TASK DESCRIPTION.
Whenever a line below holds the word "Training", count it; please give only the final number.

SOURCE DATA.

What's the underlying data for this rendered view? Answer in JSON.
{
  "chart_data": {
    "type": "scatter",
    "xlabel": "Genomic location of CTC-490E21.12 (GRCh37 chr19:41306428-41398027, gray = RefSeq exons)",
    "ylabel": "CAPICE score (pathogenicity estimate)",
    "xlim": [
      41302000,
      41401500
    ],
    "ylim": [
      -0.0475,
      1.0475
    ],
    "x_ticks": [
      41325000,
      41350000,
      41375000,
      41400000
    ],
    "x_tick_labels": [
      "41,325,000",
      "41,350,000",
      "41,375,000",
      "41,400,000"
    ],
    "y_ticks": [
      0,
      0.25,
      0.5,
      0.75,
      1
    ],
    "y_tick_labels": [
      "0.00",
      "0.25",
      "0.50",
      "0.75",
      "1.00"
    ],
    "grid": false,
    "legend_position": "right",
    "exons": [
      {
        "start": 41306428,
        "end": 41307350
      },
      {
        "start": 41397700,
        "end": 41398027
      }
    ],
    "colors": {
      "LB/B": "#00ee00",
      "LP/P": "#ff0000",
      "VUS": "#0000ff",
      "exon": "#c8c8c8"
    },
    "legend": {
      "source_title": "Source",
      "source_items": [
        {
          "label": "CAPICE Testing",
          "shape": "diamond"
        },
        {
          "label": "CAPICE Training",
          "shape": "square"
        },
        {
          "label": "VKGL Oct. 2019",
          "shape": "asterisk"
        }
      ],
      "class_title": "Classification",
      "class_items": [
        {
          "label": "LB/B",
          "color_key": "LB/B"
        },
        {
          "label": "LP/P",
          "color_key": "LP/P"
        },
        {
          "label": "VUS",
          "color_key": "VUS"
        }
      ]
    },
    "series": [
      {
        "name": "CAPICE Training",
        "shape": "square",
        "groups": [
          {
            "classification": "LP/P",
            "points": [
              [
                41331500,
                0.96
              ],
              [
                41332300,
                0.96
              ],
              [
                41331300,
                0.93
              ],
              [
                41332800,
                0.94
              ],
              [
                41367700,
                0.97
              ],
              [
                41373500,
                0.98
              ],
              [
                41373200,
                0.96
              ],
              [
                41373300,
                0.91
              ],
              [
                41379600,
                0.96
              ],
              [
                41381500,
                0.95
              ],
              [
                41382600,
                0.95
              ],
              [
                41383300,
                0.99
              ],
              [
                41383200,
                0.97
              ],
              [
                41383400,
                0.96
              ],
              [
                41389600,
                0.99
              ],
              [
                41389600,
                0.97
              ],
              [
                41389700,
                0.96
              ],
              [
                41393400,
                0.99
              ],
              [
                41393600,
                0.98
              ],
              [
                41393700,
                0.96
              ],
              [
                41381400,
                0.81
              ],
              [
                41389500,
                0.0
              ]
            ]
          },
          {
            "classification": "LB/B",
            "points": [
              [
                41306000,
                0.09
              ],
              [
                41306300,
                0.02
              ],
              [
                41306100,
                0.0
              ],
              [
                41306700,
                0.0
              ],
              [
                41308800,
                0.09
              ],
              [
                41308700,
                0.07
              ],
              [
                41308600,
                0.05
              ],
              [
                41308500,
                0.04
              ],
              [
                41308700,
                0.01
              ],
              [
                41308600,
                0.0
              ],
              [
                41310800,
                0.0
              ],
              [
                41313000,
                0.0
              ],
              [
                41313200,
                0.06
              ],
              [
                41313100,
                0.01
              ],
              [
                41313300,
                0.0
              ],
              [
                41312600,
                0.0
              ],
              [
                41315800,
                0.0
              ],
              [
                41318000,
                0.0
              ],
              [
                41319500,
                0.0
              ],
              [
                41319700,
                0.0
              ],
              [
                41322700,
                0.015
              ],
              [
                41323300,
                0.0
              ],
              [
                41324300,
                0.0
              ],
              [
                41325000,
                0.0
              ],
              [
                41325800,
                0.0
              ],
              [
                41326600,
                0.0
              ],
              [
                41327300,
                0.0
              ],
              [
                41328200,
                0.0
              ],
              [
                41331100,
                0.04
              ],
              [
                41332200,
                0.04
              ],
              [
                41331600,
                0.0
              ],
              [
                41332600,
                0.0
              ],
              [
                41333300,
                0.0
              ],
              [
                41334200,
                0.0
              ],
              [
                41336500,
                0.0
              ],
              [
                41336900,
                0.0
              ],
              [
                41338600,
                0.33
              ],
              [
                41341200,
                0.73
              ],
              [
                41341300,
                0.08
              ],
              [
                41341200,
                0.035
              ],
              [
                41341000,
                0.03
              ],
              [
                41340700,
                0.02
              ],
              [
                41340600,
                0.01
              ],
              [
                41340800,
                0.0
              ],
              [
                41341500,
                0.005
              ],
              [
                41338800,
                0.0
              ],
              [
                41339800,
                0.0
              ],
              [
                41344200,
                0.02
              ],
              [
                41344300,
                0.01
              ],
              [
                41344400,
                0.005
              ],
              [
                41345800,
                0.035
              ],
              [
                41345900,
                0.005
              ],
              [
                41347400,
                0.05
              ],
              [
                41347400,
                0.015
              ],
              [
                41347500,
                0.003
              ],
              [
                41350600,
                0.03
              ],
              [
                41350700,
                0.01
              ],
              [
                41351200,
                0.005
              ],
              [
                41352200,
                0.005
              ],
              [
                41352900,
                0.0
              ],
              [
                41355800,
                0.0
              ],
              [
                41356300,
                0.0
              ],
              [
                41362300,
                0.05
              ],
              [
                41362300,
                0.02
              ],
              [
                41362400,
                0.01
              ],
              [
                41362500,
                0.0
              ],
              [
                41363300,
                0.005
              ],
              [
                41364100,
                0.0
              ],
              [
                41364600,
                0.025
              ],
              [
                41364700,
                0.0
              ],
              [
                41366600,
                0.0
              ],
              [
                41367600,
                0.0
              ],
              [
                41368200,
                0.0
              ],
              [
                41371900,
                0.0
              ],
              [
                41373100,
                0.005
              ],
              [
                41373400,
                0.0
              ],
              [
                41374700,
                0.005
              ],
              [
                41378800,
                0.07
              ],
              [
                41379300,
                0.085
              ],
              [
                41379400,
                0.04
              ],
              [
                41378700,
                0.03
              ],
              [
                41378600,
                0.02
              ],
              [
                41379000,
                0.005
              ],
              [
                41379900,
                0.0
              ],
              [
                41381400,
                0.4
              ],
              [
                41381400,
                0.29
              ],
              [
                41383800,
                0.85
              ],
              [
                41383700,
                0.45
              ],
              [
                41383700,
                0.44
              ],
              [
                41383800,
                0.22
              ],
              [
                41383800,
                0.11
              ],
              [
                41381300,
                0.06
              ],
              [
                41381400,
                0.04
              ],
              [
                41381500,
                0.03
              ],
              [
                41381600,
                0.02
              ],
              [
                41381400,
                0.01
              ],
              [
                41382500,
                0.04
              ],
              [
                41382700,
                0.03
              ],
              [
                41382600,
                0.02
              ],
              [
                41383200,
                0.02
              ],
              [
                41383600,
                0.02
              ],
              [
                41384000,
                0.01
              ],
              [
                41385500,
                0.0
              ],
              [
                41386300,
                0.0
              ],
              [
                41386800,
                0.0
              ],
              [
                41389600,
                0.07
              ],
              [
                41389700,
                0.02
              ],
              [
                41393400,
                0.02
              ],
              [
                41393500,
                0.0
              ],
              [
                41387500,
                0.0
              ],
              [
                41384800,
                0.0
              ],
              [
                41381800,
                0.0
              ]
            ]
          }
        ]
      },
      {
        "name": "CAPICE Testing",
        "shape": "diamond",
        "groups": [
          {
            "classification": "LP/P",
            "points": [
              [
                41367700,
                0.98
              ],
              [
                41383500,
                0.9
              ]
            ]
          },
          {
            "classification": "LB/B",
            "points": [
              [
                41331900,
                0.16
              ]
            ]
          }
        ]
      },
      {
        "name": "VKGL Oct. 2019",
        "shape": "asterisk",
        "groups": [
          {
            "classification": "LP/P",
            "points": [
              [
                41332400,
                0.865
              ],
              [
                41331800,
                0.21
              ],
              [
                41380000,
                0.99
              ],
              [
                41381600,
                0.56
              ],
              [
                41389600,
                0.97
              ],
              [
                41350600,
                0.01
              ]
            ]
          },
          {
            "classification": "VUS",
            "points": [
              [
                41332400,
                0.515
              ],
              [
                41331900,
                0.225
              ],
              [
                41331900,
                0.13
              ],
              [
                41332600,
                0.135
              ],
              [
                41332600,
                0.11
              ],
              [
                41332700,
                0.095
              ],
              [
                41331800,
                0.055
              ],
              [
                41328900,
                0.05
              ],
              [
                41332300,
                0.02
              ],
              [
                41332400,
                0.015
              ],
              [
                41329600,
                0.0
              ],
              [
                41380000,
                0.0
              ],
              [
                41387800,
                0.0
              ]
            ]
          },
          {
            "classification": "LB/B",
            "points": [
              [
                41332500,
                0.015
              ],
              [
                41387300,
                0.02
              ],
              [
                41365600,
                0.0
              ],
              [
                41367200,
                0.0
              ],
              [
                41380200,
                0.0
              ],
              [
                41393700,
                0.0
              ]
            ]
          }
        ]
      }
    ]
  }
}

OUTPUT.
2